__EXERCISE PROMPT__
Note how many lines include the word "held", and give that number by itself.

## START INFORMATION PROVIDED

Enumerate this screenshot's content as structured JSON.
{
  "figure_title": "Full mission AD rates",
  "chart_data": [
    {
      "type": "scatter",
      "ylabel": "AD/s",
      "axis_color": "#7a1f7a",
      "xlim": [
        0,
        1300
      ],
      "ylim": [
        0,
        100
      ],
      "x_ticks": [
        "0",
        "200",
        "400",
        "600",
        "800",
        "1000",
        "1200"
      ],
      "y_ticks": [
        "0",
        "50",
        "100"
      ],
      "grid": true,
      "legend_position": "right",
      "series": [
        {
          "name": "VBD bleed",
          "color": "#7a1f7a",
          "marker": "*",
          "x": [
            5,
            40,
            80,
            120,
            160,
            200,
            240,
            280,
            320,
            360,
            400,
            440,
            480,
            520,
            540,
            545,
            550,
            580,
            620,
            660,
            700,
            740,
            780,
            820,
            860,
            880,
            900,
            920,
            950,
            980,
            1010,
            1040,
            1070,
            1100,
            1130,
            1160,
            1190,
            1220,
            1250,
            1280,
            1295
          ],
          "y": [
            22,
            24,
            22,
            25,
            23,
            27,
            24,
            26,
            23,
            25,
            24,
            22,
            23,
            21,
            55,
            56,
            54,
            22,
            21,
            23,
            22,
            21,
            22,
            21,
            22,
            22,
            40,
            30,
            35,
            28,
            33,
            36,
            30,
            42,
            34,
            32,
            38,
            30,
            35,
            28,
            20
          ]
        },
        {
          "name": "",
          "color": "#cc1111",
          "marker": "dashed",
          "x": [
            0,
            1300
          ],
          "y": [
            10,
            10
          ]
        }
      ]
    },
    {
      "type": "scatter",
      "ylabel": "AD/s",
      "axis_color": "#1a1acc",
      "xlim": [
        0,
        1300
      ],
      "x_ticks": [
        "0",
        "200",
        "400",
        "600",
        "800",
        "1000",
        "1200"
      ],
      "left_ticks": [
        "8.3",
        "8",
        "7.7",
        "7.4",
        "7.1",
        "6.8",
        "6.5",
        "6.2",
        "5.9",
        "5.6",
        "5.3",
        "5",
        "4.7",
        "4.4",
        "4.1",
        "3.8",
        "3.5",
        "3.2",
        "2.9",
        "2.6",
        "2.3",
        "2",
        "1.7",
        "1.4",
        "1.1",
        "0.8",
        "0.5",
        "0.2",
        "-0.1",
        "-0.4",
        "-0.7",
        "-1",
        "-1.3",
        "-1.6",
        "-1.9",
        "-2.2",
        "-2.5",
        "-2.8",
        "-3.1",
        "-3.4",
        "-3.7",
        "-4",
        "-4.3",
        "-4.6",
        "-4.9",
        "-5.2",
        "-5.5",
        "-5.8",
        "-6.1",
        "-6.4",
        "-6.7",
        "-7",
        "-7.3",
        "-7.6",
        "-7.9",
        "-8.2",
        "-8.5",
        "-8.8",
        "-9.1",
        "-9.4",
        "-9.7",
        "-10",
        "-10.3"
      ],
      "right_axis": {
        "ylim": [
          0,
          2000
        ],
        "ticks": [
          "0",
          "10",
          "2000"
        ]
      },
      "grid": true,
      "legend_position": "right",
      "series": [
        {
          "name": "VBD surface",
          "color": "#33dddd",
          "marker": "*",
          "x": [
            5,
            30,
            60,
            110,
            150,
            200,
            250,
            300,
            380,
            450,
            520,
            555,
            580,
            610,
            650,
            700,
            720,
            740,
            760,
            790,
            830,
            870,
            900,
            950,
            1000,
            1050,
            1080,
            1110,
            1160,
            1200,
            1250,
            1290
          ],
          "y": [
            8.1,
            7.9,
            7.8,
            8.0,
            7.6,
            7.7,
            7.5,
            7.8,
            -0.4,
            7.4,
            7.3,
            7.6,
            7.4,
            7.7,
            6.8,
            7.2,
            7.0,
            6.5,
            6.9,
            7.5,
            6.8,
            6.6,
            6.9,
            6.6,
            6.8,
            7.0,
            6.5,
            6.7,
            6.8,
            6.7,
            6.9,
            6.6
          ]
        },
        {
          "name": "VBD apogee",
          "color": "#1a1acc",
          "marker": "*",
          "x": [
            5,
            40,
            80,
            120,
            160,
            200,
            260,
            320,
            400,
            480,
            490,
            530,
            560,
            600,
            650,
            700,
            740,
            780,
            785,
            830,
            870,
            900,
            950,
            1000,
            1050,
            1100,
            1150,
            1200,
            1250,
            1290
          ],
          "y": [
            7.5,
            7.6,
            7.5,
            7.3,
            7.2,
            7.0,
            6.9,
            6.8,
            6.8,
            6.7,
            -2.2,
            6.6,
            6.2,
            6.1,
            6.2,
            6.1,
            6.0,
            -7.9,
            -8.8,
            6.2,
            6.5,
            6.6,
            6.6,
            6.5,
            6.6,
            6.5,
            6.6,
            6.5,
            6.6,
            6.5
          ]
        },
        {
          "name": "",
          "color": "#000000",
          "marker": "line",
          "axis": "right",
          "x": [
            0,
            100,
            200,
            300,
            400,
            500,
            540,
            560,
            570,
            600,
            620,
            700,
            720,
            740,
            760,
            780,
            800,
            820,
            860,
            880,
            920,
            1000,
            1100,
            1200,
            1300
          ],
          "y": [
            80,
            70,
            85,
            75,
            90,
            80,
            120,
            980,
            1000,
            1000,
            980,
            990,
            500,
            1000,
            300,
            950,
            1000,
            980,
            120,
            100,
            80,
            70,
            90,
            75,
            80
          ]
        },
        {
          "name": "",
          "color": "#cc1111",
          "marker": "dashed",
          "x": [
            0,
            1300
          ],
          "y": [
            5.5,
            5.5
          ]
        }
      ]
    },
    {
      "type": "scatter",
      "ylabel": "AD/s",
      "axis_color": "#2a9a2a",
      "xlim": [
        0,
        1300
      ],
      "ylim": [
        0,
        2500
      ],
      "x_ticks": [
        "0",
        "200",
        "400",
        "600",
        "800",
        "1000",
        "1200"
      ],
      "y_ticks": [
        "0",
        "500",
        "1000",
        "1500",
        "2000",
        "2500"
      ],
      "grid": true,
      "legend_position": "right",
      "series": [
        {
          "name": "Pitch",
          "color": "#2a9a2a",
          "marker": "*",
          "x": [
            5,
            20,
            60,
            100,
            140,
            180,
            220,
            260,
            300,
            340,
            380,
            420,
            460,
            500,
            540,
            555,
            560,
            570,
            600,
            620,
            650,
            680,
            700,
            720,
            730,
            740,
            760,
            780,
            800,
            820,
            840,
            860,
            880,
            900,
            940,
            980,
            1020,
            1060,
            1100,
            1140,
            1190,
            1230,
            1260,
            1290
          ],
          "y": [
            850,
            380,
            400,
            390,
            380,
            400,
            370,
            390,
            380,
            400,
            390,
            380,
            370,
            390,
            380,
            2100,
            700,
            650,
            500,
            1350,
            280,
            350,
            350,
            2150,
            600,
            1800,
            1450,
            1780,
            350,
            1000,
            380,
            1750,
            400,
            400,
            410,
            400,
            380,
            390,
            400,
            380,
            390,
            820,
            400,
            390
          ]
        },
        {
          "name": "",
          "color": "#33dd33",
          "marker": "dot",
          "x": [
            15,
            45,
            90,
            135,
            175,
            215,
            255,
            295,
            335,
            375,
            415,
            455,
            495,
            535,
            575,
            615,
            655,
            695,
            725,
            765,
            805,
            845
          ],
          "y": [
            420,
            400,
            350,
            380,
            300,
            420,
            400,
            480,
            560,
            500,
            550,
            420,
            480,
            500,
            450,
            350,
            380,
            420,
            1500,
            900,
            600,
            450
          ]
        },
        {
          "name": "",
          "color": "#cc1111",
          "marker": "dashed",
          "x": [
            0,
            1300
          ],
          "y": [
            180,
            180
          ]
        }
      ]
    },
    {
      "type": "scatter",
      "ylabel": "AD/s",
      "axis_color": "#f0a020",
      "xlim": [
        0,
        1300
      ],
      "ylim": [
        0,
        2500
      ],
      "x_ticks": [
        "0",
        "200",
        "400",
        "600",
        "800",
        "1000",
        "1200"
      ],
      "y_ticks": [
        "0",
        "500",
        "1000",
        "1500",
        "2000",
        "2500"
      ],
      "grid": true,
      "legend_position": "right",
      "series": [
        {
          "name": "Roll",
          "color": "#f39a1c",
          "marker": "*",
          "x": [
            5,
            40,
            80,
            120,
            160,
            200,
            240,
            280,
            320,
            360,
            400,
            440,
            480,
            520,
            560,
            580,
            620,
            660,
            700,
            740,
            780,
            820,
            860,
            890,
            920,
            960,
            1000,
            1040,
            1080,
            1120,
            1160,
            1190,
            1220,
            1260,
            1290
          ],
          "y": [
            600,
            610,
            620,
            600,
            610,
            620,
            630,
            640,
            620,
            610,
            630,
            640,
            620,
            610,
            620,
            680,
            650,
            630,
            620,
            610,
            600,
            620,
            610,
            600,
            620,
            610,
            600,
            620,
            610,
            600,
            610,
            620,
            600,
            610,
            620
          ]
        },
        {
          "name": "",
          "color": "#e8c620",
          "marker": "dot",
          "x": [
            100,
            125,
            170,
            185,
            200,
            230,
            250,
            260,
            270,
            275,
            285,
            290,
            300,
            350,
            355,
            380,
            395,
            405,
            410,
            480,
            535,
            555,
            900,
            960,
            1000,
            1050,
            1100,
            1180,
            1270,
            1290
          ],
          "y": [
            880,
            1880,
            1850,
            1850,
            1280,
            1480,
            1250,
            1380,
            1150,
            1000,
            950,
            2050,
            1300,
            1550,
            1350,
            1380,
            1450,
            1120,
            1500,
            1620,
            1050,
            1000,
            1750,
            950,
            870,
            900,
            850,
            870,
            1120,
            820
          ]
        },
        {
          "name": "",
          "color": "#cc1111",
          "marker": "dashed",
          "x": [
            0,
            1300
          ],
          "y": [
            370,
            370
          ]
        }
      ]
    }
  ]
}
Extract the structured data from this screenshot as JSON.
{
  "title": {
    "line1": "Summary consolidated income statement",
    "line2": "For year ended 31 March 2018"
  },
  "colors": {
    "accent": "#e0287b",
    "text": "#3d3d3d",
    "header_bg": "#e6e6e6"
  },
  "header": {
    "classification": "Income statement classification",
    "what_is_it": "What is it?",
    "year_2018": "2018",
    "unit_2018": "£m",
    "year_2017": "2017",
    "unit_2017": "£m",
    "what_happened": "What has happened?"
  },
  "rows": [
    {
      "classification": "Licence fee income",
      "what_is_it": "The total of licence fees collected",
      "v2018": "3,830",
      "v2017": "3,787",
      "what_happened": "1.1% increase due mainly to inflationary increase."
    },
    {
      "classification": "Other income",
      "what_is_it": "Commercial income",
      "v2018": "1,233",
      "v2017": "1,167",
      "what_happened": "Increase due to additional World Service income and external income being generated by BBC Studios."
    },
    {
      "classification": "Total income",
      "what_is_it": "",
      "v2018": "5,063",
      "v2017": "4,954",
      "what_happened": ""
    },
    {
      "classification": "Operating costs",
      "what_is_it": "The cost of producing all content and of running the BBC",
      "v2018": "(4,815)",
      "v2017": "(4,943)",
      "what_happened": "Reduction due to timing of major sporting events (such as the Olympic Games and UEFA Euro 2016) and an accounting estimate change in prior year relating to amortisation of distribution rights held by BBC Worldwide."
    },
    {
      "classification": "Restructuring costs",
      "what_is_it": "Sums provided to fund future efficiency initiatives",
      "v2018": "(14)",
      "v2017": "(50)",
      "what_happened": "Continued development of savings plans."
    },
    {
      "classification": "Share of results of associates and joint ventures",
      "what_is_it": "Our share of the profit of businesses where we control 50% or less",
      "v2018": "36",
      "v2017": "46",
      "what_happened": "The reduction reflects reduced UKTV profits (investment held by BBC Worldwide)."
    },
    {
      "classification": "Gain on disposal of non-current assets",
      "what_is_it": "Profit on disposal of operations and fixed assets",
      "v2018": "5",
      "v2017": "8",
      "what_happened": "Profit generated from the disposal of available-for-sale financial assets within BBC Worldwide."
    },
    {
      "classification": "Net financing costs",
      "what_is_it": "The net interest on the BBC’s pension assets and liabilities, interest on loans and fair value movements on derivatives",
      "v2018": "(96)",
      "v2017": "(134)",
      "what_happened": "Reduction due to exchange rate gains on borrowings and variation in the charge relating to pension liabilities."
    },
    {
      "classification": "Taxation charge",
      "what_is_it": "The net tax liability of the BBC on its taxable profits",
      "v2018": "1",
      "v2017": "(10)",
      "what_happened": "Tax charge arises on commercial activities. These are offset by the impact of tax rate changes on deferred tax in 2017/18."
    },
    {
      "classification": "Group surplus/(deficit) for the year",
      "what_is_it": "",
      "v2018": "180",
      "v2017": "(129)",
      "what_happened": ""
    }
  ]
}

## END INFORMATION PROVIDED

__REPLY__
2